_What is asked_
Pull out every line below that holds the word "CGPA".

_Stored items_

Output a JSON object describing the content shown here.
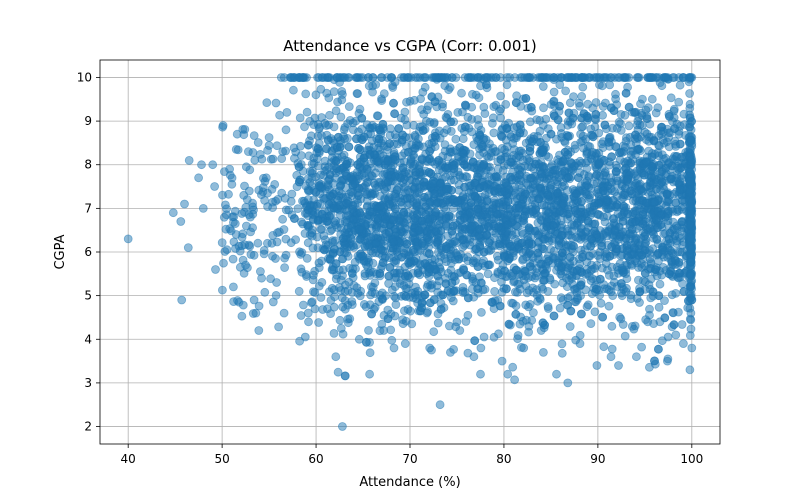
{
  "chart_data": {
    "type": "scatter",
    "title": "Attendance vs CGPA (Corr: 0.001)",
    "xlabel": "Attendance (%)",
    "ylabel": "CGPA",
    "xlim": [
      37,
      103
    ],
    "ylim": [
      1.6,
      10.4
    ],
    "xticks": [
      40,
      50,
      60,
      70,
      80,
      90,
      100
    ],
    "yticks": [
      2,
      3,
      4,
      5,
      6,
      7,
      8,
      9,
      10
    ],
    "grid": true,
    "marker_color": "#1f77b4",
    "marker_alpha": 0.5,
    "series": [
      {
        "points": [
          [
            40,
            6.3
          ],
          [
            45.7,
            4.9
          ],
          [
            44.8,
            6.9
          ],
          [
            45.6,
            6.7
          ],
          [
            46,
            7.1
          ],
          [
            46.4,
            6.1
          ],
          [
            46.5,
            8.1
          ],
          [
            47.5,
            7.7
          ],
          [
            47.8,
            8.0
          ],
          [
            48.0,
            7.0
          ],
          [
            49.0,
            8.0
          ],
          [
            49.2,
            7.5
          ],
          [
            49.3,
            5.6
          ],
          [
            50.1,
            8.9
          ],
          [
            50.8,
            7.9
          ],
          [
            51.2,
            5.2
          ],
          [
            51.5,
            6.4
          ],
          [
            51.6,
            8.7
          ],
          [
            52.3,
            7.3
          ],
          [
            52.5,
            5.7
          ],
          [
            52.8,
            8.3
          ],
          [
            53.0,
            6.8
          ],
          [
            53.4,
            4.9
          ],
          [
            53.6,
            4.6
          ],
          [
            53.9,
            4.2
          ],
          [
            54.2,
            5.4
          ],
          [
            54.7,
            7.7
          ],
          [
            55.3,
            6.2
          ],
          [
            55.8,
            5.3
          ],
          [
            56.3,
            10.0
          ],
          [
            56.6,
            4.6
          ],
          [
            56.9,
            9.2
          ],
          [
            57.7,
            10.0
          ],
          [
            58.2,
            5.1
          ],
          [
            58.6,
            10.0
          ],
          [
            59.2,
            4.4
          ],
          [
            60.3,
            10.0
          ],
          [
            61.3,
            10.0
          ],
          [
            62.1,
            3.6
          ],
          [
            62.8,
            2.0
          ],
          [
            63.4,
            10.0
          ],
          [
            64.6,
            4.0
          ],
          [
            65.7,
            3.2
          ],
          [
            67.2,
            4.2
          ],
          [
            68.3,
            3.8
          ],
          [
            69.5,
            3.9
          ],
          [
            72.1,
            3.8
          ],
          [
            73.2,
            2.5
          ],
          [
            74.3,
            3.7
          ],
          [
            76.8,
            3.6
          ],
          [
            77.5,
            3.2
          ],
          [
            79.8,
            3.5
          ],
          [
            80.4,
            3.2
          ],
          [
            82.1,
            3.8
          ],
          [
            84.2,
            3.7
          ],
          [
            85.6,
            3.2
          ],
          [
            86.8,
            3.0
          ],
          [
            88.1,
            3.9
          ],
          [
            89.9,
            3.4
          ],
          [
            91.4,
            3.6
          ],
          [
            92.2,
            3.4
          ],
          [
            94.1,
            3.6
          ],
          [
            95.3,
            4.4
          ],
          [
            96.6,
            4.4
          ],
          [
            97.4,
            3.5
          ],
          [
            98.3,
            4.1
          ],
          [
            99.1,
            3.9
          ],
          [
            99.8,
            3.3
          ],
          [
            99.9,
            4.6
          ],
          [
            100,
            4.9
          ],
          [
            100,
            3.8
          ],
          [
            100,
            10.0
          ],
          [
            99.7,
            9.9
          ],
          [
            98.1,
            10.0
          ],
          [
            96.5,
            10.0
          ],
          [
            94.2,
            10.0
          ],
          [
            92.3,
            10.0
          ],
          [
            90.1,
            10.0
          ],
          [
            88.4,
            10.0
          ],
          [
            86.7,
            10.0
          ],
          [
            84.9,
            10.0
          ],
          [
            82.7,
            10.0
          ],
          [
            80.6,
            10.0
          ],
          [
            78.3,
            10.0
          ],
          [
            76.2,
            10.0
          ],
          [
            74.5,
            10.0
          ],
          [
            72.8,
            10.0
          ],
          [
            70.6,
            10.0
          ],
          [
            69.1,
            10.0
          ],
          [
            67.0,
            10.0
          ]
        ]
      }
    ]
  }
}
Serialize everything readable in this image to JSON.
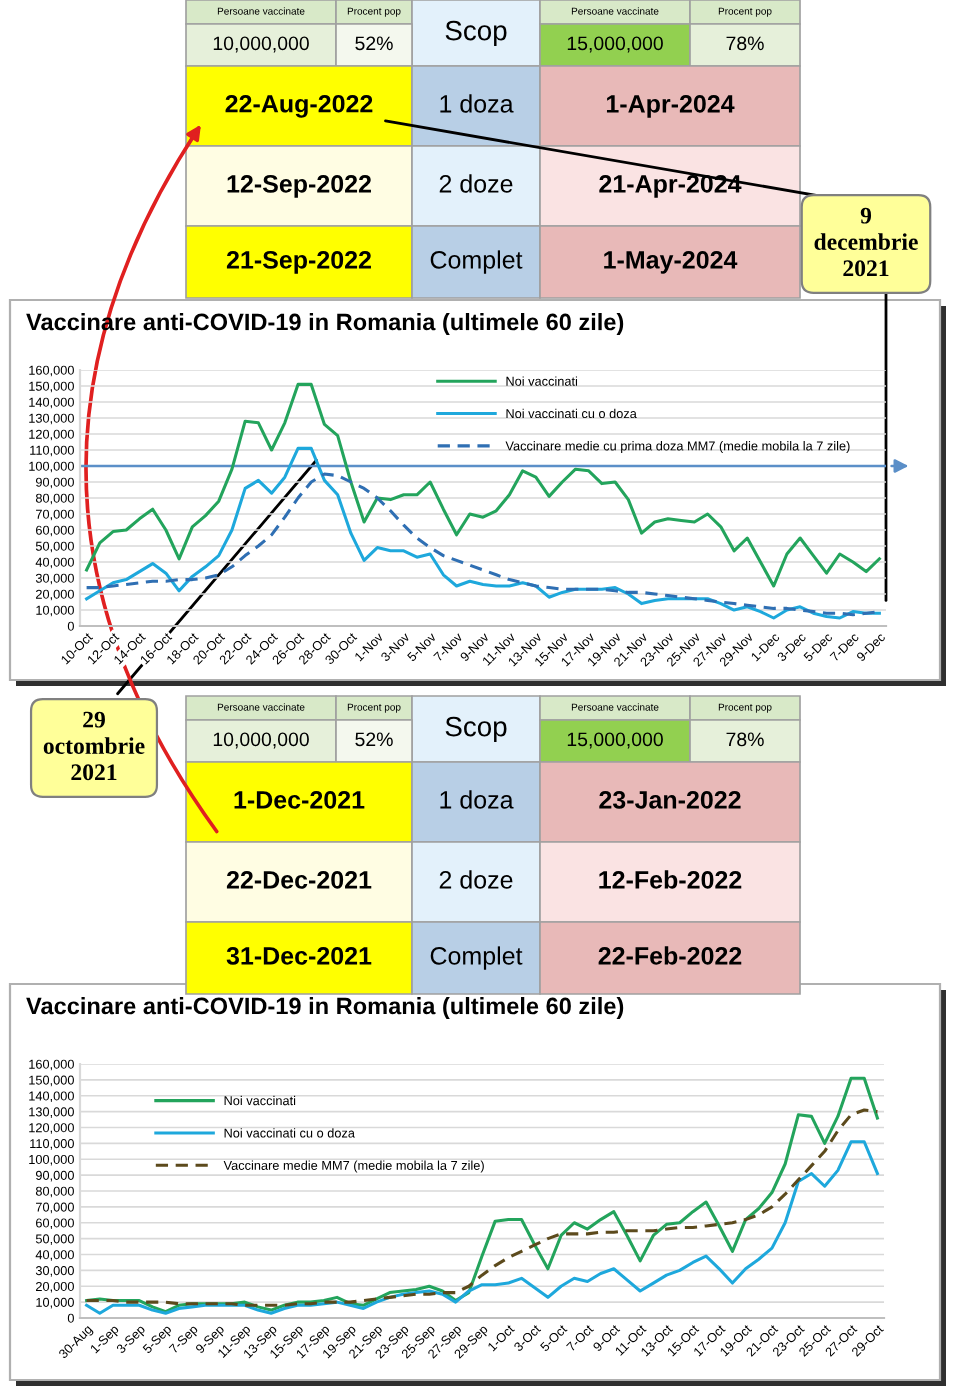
{
  "chart_data": [
    {
      "type": "other",
      "annotations": [
        "Persoane vaccinate",
        "Procent pop",
        "Scop",
        "Persoane vaccinate",
        "Procent pop",
        "10,000,000",
        "52%",
        "15,000,000",
        "78%",
        "22-Aug-2022",
        "1 doza",
        "1-Apr-2024",
        "12-Sep-2022",
        "2 doze",
        "21-Apr-2024",
        "21-Sep-2022",
        "Complet",
        "1-May-2024",
        "9\ndecembrie\n2021"
      ],
      "colors": [
        "#d8e9c8",
        "#d8e9c8",
        "#e3f1fb",
        "#d8e9c8",
        "#d8e9c8",
        "#e6f0da",
        "#f4f8ee",
        "#92d050",
        "#e6f0da",
        "#ffff00",
        "#b8cfe6",
        "#e8b9b8",
        "#fffde3",
        "#e3f1fb",
        "#fae3e3",
        "#ffff00",
        "#b8cfe6",
        "#e8b9b8",
        "#ffff99"
      ]
    },
    {
      "type": "line",
      "title": "Vaccinare anti-COVID-19 in Romania (ultimele 60 zile)",
      "categories": [
        "10-Oct",
        null,
        "12-Oct",
        null,
        "14-Oct",
        null,
        "16-Oct",
        null,
        "18-Oct",
        null,
        "20-Oct",
        null,
        "22-Oct",
        null,
        "24-Oct",
        null,
        "26-Oct",
        null,
        "28-Oct",
        null,
        "30-Oct",
        null,
        "1-Nov",
        null,
        "3-Nov",
        null,
        "5-Nov",
        null,
        "7-Nov",
        null,
        "9-Nov",
        null,
        "11-Nov",
        null,
        "13-Nov",
        null,
        "15-Nov",
        null,
        "17-Nov",
        null,
        "19-Nov",
        null,
        "21-Nov",
        null,
        "23-Nov",
        null,
        "25-Nov",
        null,
        "27-Nov",
        null,
        "29-Nov",
        null,
        "1-Dec",
        null,
        "3-Dec",
        null,
        "5-Dec",
        null,
        "7-Dec",
        null,
        "9-Dec"
      ],
      "series": [
        {
          "name": "Noi vaccinati",
          "color": "#23a45c",
          "values": [
            35000,
            52000,
            59000,
            60000,
            67000,
            73000,
            60000,
            42000,
            62000,
            69000,
            78000,
            98000,
            128000,
            127000,
            110000,
            127000,
            151000,
            151000,
            126000,
            119000,
            90000,
            65000,
            80000,
            79000,
            82000,
            82000,
            90000,
            73000,
            57000,
            70000,
            68000,
            72000,
            82000,
            97000,
            93000,
            81000,
            90000,
            98000,
            97000,
            89000,
            90000,
            79000,
            58000,
            65000,
            67000,
            66000,
            65000,
            70000,
            62000,
            47000,
            55000,
            40000,
            25000,
            45000,
            55000,
            44000,
            33000,
            45000,
            40000,
            34000,
            42000
          ]
        },
        {
          "name": "Noi vaccinati cu o doza",
          "color": "#1ea8dc",
          "values": [
            17000,
            22000,
            27000,
            29000,
            34000,
            39000,
            33000,
            22000,
            31000,
            37000,
            44000,
            60000,
            86000,
            91000,
            83000,
            93000,
            111000,
            111000,
            91000,
            82000,
            58000,
            41000,
            49000,
            47000,
            47000,
            43000,
            45000,
            32000,
            25000,
            28000,
            26000,
            25000,
            25000,
            27000,
            25000,
            18000,
            21000,
            23000,
            23000,
            23000,
            24000,
            20000,
            14000,
            16000,
            17000,
            17000,
            17000,
            17000,
            14000,
            10000,
            12000,
            9000,
            5000,
            10000,
            12000,
            8000,
            6000,
            5000,
            9000,
            8000,
            8000
          ]
        },
        {
          "name": "Vaccinare medie cu prima doza MM7 (medie mobila la 7 zile)",
          "color": "#2f6fb3",
          "line_style": "dashed",
          "values": [
            24000,
            24000,
            25000,
            26000,
            27000,
            28000,
            28000,
            29000,
            29000,
            30000,
            32000,
            37000,
            44000,
            50000,
            57000,
            68000,
            80000,
            90000,
            95000,
            94000,
            90000,
            86000,
            80000,
            72000,
            63000,
            55000,
            49000,
            44000,
            41000,
            38000,
            35000,
            32000,
            29000,
            27000,
            25000,
            24000,
            23000,
            23000,
            23000,
            23000,
            22000,
            21000,
            21000,
            20000,
            19000,
            18000,
            17000,
            16000,
            15000,
            14000,
            13000,
            12000,
            11000,
            11000,
            10000,
            9000,
            8000,
            8000,
            7000,
            8000,
            9000
          ]
        }
      ],
      "ylim": [
        0,
        160000
      ],
      "yticks": [
        0,
        {
          "value": 10000,
          "label": "10,000"
        },
        {
          "value": 20000,
          "label": "20,000"
        },
        {
          "value": 30000,
          "label": "30,000"
        },
        {
          "value": 40000,
          "label": "40,000"
        },
        {
          "value": 50000,
          "label": "50,000"
        },
        {
          "value": 60000,
          "label": "60,000"
        },
        {
          "value": 70000,
          "label": "70,000"
        },
        {
          "value": 80000,
          "label": "80,000"
        },
        {
          "value": 90000,
          "label": "90,000"
        },
        {
          "value": 100000,
          "label": "100,000"
        },
        {
          "value": 110000,
          "label": "110,000"
        },
        {
          "value": 120000,
          "label": "120,000"
        },
        {
          "value": 130000,
          "label": "130,000"
        },
        {
          "value": 140000,
          "label": "140,000"
        },
        {
          "value": 150000,
          "label": "150,000"
        },
        {
          "value": 160000,
          "label": "160,000"
        }
      ],
      "ref_lines": [
        {
          "axis": "y",
          "value": 100000,
          "color": "#5b8fc8"
        }
      ],
      "grid": "y",
      "legend": "top right",
      "line_style": "solid",
      "marker": "none"
    },
    {
      "type": "other",
      "annotations": [
        "Persoane vaccinate",
        "Procent pop",
        "Scop",
        "Persoane vaccinate",
        "Procent pop",
        "10,000,000",
        "52%",
        "15,000,000",
        "78%",
        "1-Dec-2021",
        "1 doza",
        "23-Jan-2022",
        "22-Dec-2021",
        "2 doze",
        "12-Feb-2022",
        "31-Dec-2021",
        "Complet",
        "22-Feb-2022",
        "29\noctombrie\n2021"
      ],
      "colors": [
        "#d8e9c8",
        "#d8e9c8",
        "#e3f1fb",
        "#d8e9c8",
        "#d8e9c8",
        "#e6f0da",
        "#f4f8ee",
        "#92d050",
        "#e6f0da",
        "#ffff00",
        "#b8cfe6",
        "#e8b9b8",
        "#fffde3",
        "#e3f1fb",
        "#fae3e3",
        "#ffff00",
        "#b8cfe6",
        "#e8b9b8",
        "#ffff99"
      ]
    },
    {
      "type": "line",
      "title": "Vaccinare anti-COVID-19 in Romania (ultimele 60 zile)",
      "categories": [
        "30-Aug",
        null,
        "1-Sep",
        null,
        "3-Sep",
        null,
        "5-Sep",
        null,
        "7-Sep",
        null,
        "9-Sep",
        null,
        "11-Sep",
        null,
        "13-Sep",
        null,
        "15-Sep",
        null,
        "17-Sep",
        null,
        "19-Sep",
        null,
        "21-Sep",
        null,
        "23-Sep",
        null,
        "25-Sep",
        null,
        "27-Sep",
        null,
        "29-Sep",
        null,
        "1-Oct",
        null,
        "3-Oct",
        null,
        "5-Oct",
        null,
        "7-Oct",
        null,
        "9-Oct",
        null,
        "11-Oct",
        null,
        "13-Oct",
        null,
        "15-Oct",
        null,
        "17-Oct",
        null,
        "19-Oct",
        null,
        "21-Oct",
        null,
        "23-Oct",
        null,
        "25-Oct",
        null,
        "27-Oct",
        null,
        "29-Oct"
      ],
      "series": [
        {
          "name": "Noi vaccinati",
          "color": "#23a45c",
          "values": [
            11000,
            12000,
            11000,
            11000,
            11000,
            7000,
            4000,
            8000,
            9000,
            9000,
            9000,
            9000,
            10000,
            7000,
            5000,
            8000,
            10000,
            10000,
            11000,
            13000,
            9000,
            8000,
            12000,
            16000,
            17000,
            18000,
            20000,
            17000,
            11000,
            16000,
            39000,
            61000,
            62000,
            62000,
            46000,
            31000,
            52000,
            60000,
            56000,
            62000,
            67000,
            52000,
            36000,
            52000,
            59000,
            60000,
            67000,
            73000,
            58000,
            42000,
            62000,
            69000,
            79000,
            97000,
            128000,
            127000,
            110000,
            127000,
            151000,
            151000,
            126000
          ]
        },
        {
          "name": "Noi vaccinati cu o doza",
          "color": "#1ea8dc",
          "values": [
            8000,
            3000,
            8000,
            8000,
            8000,
            5000,
            3000,
            6000,
            7000,
            8000,
            8000,
            8000,
            8000,
            5000,
            3000,
            6000,
            8000,
            8000,
            9000,
            10000,
            8000,
            6000,
            10000,
            13000,
            15000,
            16000,
            17000,
            15000,
            10000,
            17000,
            21000,
            21000,
            22000,
            25000,
            19000,
            13000,
            20000,
            25000,
            23000,
            28000,
            31000,
            24000,
            17000,
            22000,
            27000,
            30000,
            35000,
            39000,
            31000,
            22000,
            31000,
            37000,
            44000,
            60000,
            86000,
            91000,
            83000,
            93000,
            111000,
            111000,
            91000
          ]
        },
        {
          "name": "Vaccinare medie MM7 (medie mobila la 7 zile)",
          "color": "#5c4a1c",
          "line_style": "dashed",
          "values": [
            11000,
            11000,
            11000,
            10000,
            10000,
            10000,
            10000,
            9000,
            9000,
            9000,
            9000,
            9000,
            8000,
            8000,
            8000,
            8000,
            9000,
            9000,
            10000,
            10000,
            10000,
            11000,
            12000,
            13000,
            14000,
            15000,
            15000,
            16000,
            16000,
            20000,
            27000,
            33000,
            38000,
            42000,
            46000,
            50000,
            53000,
            53000,
            53000,
            54000,
            54000,
            55000,
            55000,
            55000,
            56000,
            57000,
            57000,
            58000,
            59000,
            60000,
            62000,
            65000,
            70000,
            78000,
            87000,
            96000,
            105000,
            118000,
            128000,
            131000,
            130000
          ]
        }
      ],
      "ylim": [
        0,
        160000
      ],
      "yticks": [
        0,
        {
          "value": 10000,
          "label": "10,000"
        },
        {
          "value": 20000,
          "label": "20,000"
        },
        {
          "value": 30000,
          "label": "30,000"
        },
        {
          "value": 40000,
          "label": "40,000"
        },
        {
          "value": 50000,
          "label": "50,000"
        },
        {
          "value": 60000,
          "label": "60,000"
        },
        {
          "value": 70000,
          "label": "70,000"
        },
        {
          "value": 80000,
          "label": "80,000"
        },
        {
          "value": 90000,
          "label": "90,000"
        },
        {
          "value": 100000,
          "label": "100,000"
        },
        {
          "value": 110000,
          "label": "110,000"
        },
        {
          "value": 120000,
          "label": "120,000"
        },
        {
          "value": 130000,
          "label": "130,000"
        },
        {
          "value": 140000,
          "label": "140,000"
        },
        {
          "value": 150000,
          "label": "150,000"
        },
        {
          "value": 160000,
          "label": "160,000"
        }
      ],
      "grid": "y",
      "legend": "top left",
      "line_style": "solid",
      "marker": "none"
    }
  ]
}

_Written answer_
    "title": "Attendance vs CGPA (Corr: 0.001)",
    "ylabel": "CGPA",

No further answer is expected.